Request
Locate the lines of the listing below that hold "this", then copy each of them.
* Begin Records for the exercise *
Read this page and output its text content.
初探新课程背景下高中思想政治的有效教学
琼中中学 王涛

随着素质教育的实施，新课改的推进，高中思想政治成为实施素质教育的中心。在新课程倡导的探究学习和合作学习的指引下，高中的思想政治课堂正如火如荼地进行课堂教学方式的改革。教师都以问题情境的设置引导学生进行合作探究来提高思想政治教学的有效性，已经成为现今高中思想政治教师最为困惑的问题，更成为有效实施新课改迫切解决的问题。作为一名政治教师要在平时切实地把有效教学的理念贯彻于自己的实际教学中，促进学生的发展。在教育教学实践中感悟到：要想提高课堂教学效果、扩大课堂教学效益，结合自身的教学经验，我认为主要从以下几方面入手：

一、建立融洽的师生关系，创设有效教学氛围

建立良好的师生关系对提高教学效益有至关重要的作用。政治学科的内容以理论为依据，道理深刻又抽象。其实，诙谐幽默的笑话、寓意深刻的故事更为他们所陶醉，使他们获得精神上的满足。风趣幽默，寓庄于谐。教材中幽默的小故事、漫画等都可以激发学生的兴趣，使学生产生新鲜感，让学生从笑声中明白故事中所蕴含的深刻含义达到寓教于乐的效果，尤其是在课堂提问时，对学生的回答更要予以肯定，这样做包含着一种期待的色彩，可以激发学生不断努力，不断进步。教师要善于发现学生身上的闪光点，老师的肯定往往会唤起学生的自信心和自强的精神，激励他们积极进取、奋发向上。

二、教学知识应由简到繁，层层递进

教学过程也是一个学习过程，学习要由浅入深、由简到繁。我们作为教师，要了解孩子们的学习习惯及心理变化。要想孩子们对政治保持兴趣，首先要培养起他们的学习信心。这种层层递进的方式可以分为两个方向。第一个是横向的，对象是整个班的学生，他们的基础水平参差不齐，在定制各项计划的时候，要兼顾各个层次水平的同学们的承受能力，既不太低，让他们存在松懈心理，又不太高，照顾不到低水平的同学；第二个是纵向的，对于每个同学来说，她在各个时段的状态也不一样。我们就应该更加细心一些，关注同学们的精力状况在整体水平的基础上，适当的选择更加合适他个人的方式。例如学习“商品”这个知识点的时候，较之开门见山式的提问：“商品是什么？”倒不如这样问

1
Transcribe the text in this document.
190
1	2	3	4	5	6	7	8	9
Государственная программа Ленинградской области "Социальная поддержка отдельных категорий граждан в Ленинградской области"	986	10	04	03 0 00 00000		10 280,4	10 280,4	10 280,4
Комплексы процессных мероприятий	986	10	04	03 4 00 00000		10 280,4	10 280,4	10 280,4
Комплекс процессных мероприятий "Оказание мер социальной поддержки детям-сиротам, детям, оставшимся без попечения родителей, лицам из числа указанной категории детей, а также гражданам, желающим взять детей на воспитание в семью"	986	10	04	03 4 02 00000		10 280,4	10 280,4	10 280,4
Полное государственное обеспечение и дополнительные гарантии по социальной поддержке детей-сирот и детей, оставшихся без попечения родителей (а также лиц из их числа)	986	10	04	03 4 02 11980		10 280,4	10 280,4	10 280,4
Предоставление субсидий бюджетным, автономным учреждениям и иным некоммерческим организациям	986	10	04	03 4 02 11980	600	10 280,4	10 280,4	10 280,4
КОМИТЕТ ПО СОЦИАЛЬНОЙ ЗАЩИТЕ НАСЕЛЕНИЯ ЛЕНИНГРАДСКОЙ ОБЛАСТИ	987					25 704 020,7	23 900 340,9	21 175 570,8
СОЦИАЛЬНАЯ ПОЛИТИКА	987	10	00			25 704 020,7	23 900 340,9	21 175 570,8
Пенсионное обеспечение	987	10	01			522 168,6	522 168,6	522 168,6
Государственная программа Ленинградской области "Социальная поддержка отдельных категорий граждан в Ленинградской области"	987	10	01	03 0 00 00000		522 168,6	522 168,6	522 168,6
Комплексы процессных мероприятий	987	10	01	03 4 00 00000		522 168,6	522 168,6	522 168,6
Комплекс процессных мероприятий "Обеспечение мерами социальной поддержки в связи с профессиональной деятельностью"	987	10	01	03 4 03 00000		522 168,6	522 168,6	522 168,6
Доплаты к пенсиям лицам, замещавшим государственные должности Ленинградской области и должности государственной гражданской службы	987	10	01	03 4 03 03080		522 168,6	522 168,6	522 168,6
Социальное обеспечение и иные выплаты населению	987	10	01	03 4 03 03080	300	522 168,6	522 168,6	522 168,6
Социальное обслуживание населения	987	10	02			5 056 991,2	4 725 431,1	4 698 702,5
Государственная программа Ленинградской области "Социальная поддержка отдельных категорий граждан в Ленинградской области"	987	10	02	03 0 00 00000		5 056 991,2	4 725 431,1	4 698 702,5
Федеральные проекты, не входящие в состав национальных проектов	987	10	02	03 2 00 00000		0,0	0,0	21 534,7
* End Records for the exercise *
Exercise answer
Read this page and output its text content.
Transcribe the text in this document.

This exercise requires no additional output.